_REQUIRED WORK_: Set down the material below word for word, excluding the pictures.

'''

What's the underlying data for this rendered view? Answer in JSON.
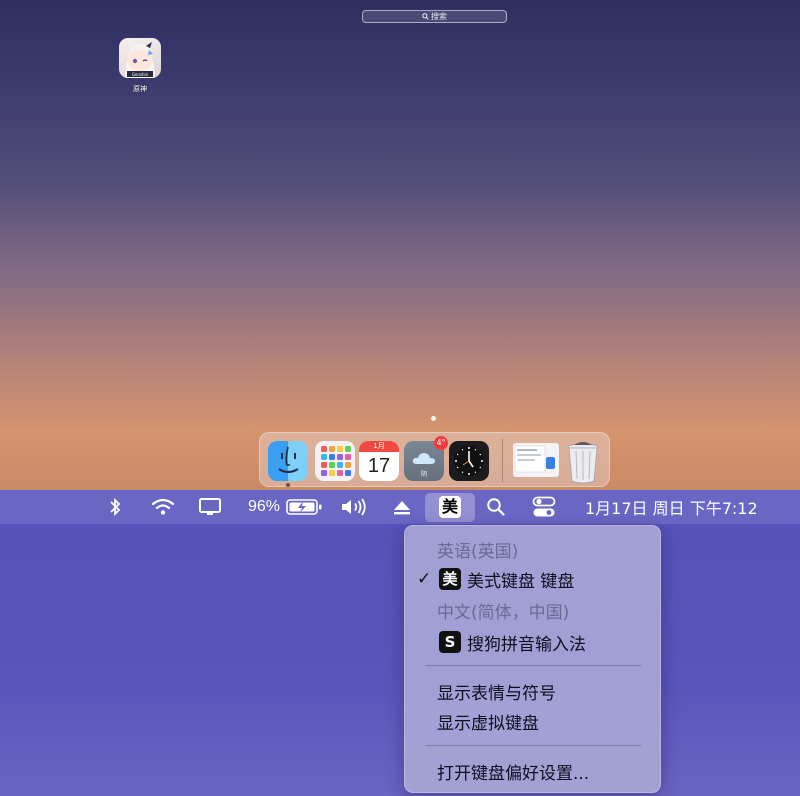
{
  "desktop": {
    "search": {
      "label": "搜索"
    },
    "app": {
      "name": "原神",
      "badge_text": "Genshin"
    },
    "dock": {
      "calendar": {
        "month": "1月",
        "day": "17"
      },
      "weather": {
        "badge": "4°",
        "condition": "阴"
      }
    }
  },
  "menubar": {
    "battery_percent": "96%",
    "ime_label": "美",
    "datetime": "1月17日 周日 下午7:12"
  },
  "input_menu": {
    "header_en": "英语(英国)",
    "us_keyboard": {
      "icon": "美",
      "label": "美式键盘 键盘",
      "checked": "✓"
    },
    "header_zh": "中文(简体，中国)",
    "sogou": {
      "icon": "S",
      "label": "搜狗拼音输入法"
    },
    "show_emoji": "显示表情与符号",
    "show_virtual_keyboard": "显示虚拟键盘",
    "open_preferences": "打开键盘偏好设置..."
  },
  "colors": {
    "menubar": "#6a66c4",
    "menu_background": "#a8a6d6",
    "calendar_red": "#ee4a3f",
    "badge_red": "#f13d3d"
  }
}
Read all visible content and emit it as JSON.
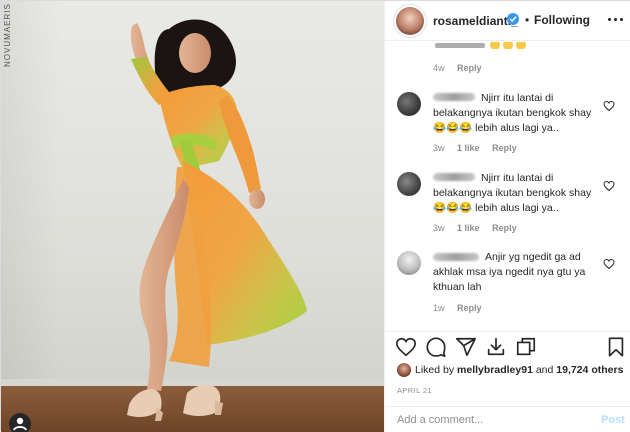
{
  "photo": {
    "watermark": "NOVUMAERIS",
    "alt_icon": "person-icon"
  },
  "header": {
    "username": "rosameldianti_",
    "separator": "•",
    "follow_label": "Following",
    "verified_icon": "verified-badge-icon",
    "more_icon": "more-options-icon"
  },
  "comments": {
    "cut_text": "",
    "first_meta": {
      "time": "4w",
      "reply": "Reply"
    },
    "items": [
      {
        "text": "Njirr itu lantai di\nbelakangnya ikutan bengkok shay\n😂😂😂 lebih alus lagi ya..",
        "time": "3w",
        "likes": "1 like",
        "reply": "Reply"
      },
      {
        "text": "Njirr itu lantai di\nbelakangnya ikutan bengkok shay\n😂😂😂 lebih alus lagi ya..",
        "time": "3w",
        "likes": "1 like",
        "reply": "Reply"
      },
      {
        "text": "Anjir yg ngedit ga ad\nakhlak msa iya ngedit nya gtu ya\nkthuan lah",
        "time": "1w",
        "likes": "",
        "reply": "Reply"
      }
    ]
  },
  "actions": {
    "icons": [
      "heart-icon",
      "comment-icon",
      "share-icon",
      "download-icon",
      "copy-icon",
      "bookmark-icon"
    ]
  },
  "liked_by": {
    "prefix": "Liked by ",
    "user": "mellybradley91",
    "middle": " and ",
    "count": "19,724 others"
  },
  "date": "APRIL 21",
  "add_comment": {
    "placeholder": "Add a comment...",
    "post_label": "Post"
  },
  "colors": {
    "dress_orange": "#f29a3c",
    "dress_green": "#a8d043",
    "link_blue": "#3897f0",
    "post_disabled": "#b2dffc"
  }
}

'''

_COMPLETED TASK_:
What's the underlying data for this rendered view? Answer in JSON.
{
  "desktop": {
    "search": {
      "label": "搜索"
    },
    "app": {
      "name": "原神",
      "badge_text": "Genshin"
    },
    "dock": {
      "calendar": {
        "month": "1月",
        "day": "17"
      },
      "weather": {
        "badge": "4°",
        "condition": "阴"
      }
    }
  },
  "menubar": {
    "battery_percent": "96%",
    "ime_label": "美",
    "datetime": "1月17日 周日 下午7:12"
  },
  "input_menu": {
    "header_en": "英语(英国)",
    "us_keyboard": {
      "icon": "美",
      "label": "美式键盘 键盘",
      "checked": "✓"
    },
    "header_zh": "中文(简体，中国)",
    "sogou": {
      "icon": "S",
      "label": "搜狗拼音输入法"
    },
    "show_emoji": "显示表情与符号",
    "show_virtual_keyboard": "显示虚拟键盘",
    "open_preferences": "打开键盘偏好设置..."
  },
  "colors": {
    "menubar": "#6a66c4",
    "menu_background": "#a8a6d6",
    "calendar_red": "#ee4a3f",
    "badge_red": "#f13d3d"
  }
}
Read all visible content and emit it as JSON.
{
  "photo": {
    "watermark": "NOVUMAERIS",
    "alt_icon": "person-icon"
  },
  "header": {
    "username": "rosameldianti_",
    "separator": "•",
    "follow_label": "Following",
    "verified_icon": "verified-badge-icon",
    "more_icon": "more-options-icon"
  },
  "comments": {
    "cut_text": "",
    "first_meta": {
      "time": "4w",
      "reply": "Reply"
    },
    "items": [
      {
        "text": "Njirr itu lantai di\nbelakangnya ikutan bengkok shay\n😂😂😂 lebih alus lagi ya..",
        "time": "3w",
        "likes": "1 like",
        "reply": "Reply"
      },
      {
        "text": "Njirr itu lantai di\nbelakangnya ikutan bengkok shay\n😂😂😂 lebih alus lagi ya..",
        "time": "3w",
        "likes": "1 like",
        "reply": "Reply"
      },
      {
        "text": "Anjir yg ngedit ga ad\nakhlak msa iya ngedit nya gtu ya\nkthuan lah",
        "time": "1w",
        "likes": "",
        "reply": "Reply"
      }
    ]
  },
  "actions": {
    "icons": [
      "heart-icon",
      "comment-icon",
      "share-icon",
      "download-icon",
      "copy-icon",
      "bookmark-icon"
    ]
  },
  "liked_by": {
    "prefix": "Liked by ",
    "user": "mellybradley91",
    "middle": " and ",
    "count": "19,724 others"
  },
  "date": "APRIL 21",
  "add_comment": {
    "placeholder": "Add a comment...",
    "post_label": "Post"
  },
  "colors": {
    "dress_orange": "#f29a3c",
    "dress_green": "#a8d043",
    "link_blue": "#3897f0",
    "post_disabled": "#b2dffc"
  }
}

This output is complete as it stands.